[BEGIN Source data]

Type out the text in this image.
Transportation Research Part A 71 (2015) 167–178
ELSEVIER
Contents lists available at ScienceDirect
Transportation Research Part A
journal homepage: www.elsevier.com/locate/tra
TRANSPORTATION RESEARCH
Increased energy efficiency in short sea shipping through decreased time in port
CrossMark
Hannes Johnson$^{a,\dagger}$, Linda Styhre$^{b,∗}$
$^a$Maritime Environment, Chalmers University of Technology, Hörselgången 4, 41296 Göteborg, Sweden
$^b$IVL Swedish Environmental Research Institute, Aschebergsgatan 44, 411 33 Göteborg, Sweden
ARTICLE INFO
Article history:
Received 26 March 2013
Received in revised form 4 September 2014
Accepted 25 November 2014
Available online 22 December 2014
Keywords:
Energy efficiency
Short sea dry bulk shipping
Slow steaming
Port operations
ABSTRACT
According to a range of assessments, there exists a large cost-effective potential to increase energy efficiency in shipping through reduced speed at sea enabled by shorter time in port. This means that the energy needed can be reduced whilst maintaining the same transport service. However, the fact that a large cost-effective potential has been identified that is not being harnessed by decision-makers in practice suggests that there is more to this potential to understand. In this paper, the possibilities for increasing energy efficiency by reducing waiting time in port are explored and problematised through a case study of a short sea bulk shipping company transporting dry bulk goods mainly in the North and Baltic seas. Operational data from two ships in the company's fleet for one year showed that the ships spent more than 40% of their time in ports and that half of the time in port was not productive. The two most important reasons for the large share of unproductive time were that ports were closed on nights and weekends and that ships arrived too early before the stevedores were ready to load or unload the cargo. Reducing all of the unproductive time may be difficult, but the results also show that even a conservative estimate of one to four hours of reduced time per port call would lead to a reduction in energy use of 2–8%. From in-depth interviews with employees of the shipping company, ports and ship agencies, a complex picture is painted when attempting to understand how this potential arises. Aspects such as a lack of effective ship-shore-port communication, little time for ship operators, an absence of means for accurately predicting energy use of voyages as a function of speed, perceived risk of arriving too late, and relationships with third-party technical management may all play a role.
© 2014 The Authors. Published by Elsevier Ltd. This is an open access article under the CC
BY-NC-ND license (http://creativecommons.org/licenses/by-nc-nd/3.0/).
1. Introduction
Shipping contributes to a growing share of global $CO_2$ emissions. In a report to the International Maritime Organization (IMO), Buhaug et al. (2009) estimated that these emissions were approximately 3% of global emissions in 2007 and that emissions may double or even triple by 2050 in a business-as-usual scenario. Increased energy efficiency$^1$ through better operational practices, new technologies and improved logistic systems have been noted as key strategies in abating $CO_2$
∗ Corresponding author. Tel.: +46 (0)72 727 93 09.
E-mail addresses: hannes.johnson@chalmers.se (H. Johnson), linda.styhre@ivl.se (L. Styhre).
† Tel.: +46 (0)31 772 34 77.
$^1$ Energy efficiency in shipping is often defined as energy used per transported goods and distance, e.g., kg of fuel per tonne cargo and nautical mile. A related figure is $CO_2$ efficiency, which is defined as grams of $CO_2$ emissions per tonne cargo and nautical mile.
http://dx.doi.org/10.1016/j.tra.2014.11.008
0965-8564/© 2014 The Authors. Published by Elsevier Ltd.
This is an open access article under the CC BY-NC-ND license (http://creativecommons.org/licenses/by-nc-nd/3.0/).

[END Source data]

_Requirements_
Each entry above needs to be retyped exactly.

_Final result_
Type out the text in this image.
Transportation Research Part A 71 (2015) 167–178
ELSEVIER
Contents lists available at ScienceDirect
Transportation Research Part A
journal homepage: www.elsevier.com/locate/tra
TRANSPORTATION RESEARCH
Increased energy efficiency in short sea shipping through decreased time in port
CrossMark
Hannes Johnson$^{a,\dagger}$, Linda Styhre$^{b,∗}$
$^a$Maritime Environment, Chalmers University of Technology, Hörselgången 4, 41296 Göteborg, Sweden
$^b$IVL Swedish Environmental Research Institute, Aschebergsgatan 44, 411 33 Göteborg, Sweden
ARTICLE INFO
Article history:
Received 26 March 2013
Received in revised form 4 September 2014
Accepted 25 November 2014
Available online 22 December 2014
Keywords:
Energy efficiency
Short sea dry bulk shipping
Slow steaming
Port operations
ABSTRACT
According to a range of assessments, there exists a large cost-effective potential to increase energy efficiency in shipping through reduced speed at sea enabled by shorter time in port. This means that the energy needed can be reduced whilst maintaining the same transport service. However, the fact that a large cost-effective potential has been identified that is not being harnessed by decision-makers in practice suggests that there is more to this potential to understand. In this paper, the possibilities for increasing energy efficiency by reducing waiting time in port are explored and problematised through a case study of a short sea bulk shipping company transporting dry bulk goods mainly in the North and Baltic seas. Operational data from two ships in the company's fleet for one year showed that the ships spent more than 40% of their time in ports and that half of the time in port was not productive. The two most important reasons for the large share of unproductive time were that ports were closed on nights and weekends and that ships arrived too early before the stevedores were ready to load or unload the cargo. Reducing all of the unproductive time may be difficult, but the results also show that even a conservative estimate of one to four hours of reduced time per port call would lead to a reduction in energy use of 2–8%. From in-depth interviews with employees of the shipping company, ports and ship agencies, a complex picture is painted when attempting to understand how this potential arises. Aspects such as a lack of effective ship-shore-port communication, little time for ship operators, an absence of means for accurately predicting energy use of voyages as a function of speed, perceived risk of arriving too late, and relationships with third-party technical management may all play a role.
© 2014 The Authors. Published by Elsevier Ltd. This is an open access article under the CC
BY-NC-ND license (http://creativecommons.org/licenses/by-nc-nd/3.0/).
1. Introduction
Shipping contributes to a growing share of global $CO_2$ emissions. In a report to the International Maritime Organization (IMO), Buhaug et al. (2009) estimated that these emissions were approximately 3% of global emissions in 2007 and that emissions may double or even triple by 2050 in a business-as-usual scenario. Increased energy efficiency$^1$ through better operational practices, new technologies and improved logistic systems have been noted as key strategies in abating $CO_2$
∗ Corresponding author. Tel.: +46 (0)72 727 93 09.
E-mail addresses: hannes.johnson@chalmers.se (H. Johnson), linda.styhre@ivl.se (L. Styhre).
† Tel.: +46 (0)31 772 34 77.
$^1$ Energy efficiency in shipping is often defined as energy used per transported goods and distance, e.g., kg of fuel per tonne cargo and nautical mile. A related figure is $CO_2$ efficiency, which is defined as grams of $CO_2$ emissions per tonne cargo and nautical mile.
http://dx.doi.org/10.1016/j.tra.2014.11.008
0965-8564/© 2014 The Authors. Published by Elsevier Ltd.
This is an open access article under the CC BY-NC-ND license (http://creativecommons.org/licenses/by-nc-nd/3.0/).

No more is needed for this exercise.